→ **Records provided**:
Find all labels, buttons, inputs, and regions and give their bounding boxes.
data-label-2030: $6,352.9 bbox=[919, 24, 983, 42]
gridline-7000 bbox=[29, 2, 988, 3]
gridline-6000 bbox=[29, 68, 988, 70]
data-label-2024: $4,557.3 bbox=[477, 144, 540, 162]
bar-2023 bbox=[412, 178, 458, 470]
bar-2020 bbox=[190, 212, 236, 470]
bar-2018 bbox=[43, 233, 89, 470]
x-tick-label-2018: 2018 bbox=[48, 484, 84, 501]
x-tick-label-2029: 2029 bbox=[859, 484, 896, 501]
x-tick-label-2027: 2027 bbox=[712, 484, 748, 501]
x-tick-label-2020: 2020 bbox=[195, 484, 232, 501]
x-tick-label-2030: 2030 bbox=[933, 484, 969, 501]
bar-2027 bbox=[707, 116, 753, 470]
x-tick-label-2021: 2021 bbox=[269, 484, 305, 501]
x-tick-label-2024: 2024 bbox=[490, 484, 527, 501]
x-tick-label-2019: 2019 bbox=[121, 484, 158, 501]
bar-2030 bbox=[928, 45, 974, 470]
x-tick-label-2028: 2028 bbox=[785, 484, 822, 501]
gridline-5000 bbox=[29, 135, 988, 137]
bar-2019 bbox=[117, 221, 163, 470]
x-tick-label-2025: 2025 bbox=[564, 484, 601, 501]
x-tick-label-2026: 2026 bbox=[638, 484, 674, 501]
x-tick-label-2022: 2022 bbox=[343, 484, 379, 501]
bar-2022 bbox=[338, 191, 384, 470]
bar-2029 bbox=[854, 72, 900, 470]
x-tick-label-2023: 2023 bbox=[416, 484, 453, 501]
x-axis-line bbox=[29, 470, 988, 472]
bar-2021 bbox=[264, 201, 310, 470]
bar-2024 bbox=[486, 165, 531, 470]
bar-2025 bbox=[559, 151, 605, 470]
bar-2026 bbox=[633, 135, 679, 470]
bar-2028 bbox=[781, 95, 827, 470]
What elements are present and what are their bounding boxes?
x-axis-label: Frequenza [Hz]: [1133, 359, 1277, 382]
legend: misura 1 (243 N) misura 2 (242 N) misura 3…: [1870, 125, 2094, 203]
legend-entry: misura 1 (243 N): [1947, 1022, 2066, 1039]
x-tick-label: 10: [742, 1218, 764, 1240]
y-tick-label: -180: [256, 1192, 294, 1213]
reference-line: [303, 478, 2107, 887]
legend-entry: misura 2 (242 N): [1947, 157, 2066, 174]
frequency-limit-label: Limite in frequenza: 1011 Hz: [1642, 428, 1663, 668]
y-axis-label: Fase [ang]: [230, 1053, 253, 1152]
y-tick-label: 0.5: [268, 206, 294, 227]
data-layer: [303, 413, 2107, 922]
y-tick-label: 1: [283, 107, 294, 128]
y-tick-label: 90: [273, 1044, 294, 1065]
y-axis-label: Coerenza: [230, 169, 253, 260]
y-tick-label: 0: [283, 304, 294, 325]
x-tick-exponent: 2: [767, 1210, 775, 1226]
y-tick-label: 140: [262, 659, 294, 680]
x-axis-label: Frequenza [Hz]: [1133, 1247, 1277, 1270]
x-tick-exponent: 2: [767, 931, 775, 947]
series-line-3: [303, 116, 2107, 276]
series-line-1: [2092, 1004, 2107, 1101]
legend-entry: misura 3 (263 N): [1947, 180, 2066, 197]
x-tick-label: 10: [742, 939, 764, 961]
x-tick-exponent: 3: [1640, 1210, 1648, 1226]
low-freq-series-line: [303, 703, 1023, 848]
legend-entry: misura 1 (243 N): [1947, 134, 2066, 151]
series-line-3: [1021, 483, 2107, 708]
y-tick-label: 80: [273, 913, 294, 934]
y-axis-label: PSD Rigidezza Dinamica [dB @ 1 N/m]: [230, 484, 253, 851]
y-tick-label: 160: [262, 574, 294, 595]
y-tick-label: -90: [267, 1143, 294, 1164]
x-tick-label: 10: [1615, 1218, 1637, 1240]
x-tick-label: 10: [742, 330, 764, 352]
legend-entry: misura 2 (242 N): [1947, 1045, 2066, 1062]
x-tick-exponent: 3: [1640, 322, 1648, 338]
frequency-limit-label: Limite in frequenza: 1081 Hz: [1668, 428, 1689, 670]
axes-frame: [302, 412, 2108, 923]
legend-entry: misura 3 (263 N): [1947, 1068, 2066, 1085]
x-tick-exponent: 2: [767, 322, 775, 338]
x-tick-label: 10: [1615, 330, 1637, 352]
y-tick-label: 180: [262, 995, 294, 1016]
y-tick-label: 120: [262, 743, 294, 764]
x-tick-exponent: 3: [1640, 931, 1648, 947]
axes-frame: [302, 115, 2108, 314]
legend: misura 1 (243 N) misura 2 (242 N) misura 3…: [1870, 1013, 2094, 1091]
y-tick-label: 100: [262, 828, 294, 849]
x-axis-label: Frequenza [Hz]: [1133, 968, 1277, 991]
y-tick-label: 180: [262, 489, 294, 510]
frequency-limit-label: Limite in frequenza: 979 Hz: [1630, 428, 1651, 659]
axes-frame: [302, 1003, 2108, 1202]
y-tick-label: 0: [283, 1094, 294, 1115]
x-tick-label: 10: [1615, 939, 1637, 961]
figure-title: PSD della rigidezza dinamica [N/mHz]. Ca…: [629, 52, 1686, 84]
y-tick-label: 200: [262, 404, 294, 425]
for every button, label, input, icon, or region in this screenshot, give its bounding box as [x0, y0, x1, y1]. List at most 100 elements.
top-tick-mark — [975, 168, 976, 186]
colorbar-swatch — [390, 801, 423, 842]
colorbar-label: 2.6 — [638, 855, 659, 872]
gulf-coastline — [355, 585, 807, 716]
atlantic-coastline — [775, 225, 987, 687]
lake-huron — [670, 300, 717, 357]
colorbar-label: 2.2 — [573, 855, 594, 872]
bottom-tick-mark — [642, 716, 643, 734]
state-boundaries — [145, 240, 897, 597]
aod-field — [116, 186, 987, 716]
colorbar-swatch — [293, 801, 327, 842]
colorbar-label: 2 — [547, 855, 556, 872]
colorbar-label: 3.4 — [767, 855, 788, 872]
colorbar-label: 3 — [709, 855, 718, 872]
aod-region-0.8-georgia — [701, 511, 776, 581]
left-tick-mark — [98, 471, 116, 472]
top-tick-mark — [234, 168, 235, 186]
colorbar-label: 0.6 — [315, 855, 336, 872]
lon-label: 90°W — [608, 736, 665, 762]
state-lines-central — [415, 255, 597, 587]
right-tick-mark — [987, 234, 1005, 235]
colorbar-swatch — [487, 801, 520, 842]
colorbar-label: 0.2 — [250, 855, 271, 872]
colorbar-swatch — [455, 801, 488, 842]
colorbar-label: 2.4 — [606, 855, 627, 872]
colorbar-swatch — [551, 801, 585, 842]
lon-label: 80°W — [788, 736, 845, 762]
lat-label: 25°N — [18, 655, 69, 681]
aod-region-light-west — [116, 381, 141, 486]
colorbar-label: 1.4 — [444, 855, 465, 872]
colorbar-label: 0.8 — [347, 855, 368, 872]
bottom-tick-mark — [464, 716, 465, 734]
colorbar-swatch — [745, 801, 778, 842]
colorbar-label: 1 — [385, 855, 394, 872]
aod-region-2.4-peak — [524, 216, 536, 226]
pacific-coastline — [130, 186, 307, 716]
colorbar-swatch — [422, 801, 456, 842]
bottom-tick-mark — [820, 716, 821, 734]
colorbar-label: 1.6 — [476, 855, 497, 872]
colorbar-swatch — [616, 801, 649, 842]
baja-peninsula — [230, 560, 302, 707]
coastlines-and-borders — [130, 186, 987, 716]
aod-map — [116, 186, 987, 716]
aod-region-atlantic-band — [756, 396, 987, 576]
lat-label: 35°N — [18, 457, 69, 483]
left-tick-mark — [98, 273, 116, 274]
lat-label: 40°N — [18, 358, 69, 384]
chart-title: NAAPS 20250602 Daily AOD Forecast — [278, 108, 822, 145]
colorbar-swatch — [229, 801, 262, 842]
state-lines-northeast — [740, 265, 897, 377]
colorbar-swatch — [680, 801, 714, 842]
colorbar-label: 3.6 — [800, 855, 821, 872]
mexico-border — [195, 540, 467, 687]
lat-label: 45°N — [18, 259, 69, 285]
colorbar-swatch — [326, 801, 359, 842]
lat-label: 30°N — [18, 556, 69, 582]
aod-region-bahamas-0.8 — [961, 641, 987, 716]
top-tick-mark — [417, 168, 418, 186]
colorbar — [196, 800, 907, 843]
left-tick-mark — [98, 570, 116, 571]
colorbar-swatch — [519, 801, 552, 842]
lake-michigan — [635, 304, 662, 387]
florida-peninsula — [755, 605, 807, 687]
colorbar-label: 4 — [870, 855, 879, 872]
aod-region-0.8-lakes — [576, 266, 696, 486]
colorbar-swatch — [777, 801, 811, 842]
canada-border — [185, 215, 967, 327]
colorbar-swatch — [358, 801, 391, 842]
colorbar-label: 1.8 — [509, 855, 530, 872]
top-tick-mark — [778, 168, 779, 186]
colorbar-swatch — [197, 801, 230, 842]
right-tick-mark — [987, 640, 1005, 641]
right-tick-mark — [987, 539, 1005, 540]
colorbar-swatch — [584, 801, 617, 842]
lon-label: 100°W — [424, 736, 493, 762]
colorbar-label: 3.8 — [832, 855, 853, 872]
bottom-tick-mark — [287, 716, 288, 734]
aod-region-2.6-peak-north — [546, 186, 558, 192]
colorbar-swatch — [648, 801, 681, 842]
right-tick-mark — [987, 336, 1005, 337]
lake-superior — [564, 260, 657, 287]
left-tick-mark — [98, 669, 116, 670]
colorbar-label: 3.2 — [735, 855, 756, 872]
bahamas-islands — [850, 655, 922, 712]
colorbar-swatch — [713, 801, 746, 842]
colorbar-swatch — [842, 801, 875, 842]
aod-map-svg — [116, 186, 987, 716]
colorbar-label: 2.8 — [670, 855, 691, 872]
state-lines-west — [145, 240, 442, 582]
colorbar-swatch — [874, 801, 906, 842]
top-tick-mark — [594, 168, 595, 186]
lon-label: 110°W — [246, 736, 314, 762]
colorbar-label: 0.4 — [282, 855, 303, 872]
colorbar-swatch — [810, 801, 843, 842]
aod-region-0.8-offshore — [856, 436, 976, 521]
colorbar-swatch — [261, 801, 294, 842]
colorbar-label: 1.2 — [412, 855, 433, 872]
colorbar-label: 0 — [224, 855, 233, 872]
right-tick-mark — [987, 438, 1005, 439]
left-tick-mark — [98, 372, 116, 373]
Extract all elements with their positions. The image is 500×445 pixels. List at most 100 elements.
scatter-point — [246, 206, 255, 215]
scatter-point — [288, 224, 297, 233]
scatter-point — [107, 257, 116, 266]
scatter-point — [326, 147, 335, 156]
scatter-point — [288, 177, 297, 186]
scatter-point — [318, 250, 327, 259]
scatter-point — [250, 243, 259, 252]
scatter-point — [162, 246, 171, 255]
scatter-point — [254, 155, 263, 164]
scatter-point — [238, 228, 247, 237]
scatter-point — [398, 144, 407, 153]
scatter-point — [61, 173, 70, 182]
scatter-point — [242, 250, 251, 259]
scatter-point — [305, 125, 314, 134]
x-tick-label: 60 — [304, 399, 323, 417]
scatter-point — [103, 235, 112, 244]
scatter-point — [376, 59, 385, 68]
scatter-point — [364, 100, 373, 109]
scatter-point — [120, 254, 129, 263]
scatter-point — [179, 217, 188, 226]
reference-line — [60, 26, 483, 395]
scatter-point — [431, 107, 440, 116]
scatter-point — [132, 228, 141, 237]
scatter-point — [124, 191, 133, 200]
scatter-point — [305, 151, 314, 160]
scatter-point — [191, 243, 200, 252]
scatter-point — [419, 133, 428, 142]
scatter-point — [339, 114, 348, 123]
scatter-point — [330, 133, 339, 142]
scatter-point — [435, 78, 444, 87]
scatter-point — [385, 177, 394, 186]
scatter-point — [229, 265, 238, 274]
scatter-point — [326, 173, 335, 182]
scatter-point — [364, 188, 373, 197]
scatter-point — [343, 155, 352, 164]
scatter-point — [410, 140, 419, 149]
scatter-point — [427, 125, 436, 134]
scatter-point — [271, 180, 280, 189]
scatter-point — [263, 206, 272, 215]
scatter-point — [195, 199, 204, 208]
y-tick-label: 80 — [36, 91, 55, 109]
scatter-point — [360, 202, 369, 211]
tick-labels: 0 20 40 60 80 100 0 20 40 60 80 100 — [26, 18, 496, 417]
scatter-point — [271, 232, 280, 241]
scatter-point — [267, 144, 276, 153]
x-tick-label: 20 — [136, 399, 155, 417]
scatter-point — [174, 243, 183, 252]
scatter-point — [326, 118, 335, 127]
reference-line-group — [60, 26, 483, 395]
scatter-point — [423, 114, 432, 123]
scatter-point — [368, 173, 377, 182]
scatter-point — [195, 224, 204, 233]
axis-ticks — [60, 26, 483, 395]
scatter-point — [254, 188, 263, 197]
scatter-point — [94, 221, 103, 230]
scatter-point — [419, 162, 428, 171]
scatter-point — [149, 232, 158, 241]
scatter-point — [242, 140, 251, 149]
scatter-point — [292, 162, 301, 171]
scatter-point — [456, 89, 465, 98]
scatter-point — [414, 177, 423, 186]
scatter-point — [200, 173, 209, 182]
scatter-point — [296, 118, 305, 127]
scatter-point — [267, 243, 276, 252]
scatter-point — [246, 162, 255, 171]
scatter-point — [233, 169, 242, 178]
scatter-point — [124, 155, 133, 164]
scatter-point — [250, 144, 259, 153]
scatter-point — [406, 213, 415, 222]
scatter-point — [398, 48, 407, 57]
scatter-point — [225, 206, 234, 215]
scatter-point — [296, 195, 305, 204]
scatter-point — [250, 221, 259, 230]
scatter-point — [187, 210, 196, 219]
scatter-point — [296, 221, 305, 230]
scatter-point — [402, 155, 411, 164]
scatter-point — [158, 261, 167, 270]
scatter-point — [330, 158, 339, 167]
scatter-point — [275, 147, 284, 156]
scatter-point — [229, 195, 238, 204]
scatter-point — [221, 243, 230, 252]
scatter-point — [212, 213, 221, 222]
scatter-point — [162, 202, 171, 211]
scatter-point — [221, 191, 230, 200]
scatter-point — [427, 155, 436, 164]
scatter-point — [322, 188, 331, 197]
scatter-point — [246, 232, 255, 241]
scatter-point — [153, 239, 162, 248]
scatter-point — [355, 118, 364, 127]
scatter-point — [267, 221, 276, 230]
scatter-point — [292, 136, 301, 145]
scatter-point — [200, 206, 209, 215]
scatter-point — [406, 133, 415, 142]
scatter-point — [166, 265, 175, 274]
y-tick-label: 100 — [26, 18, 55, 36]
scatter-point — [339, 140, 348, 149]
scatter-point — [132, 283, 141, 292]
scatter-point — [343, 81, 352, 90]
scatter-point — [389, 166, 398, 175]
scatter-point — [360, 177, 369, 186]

→ **Task brief**: Write out again, word for word, the stretch of items from the very start through the line containing "x-tick-label-2030: 2030 bbox=[933, 484, 969, 501]", including both of those lines.

→ **Written reply**:
Find all labels, buttons, inputs, and regions and give their bounding boxes.
data-label-2030: $6,352.9 bbox=[919, 24, 983, 42]
gridline-7000 bbox=[29, 2, 988, 3]
gridline-6000 bbox=[29, 68, 988, 70]
data-label-2024: $4,557.3 bbox=[477, 144, 540, 162]
bar-2023 bbox=[412, 178, 458, 470]
bar-2020 bbox=[190, 212, 236, 470]
bar-2018 bbox=[43, 233, 89, 470]
x-tick-label-2018: 2018 bbox=[48, 484, 84, 501]
x-tick-label-2029: 2029 bbox=[859, 484, 896, 501]
x-tick-label-2027: 2027 bbox=[712, 484, 748, 501]
x-tick-label-2020: 2020 bbox=[195, 484, 232, 501]
x-tick-label-2030: 2030 bbox=[933, 484, 969, 501]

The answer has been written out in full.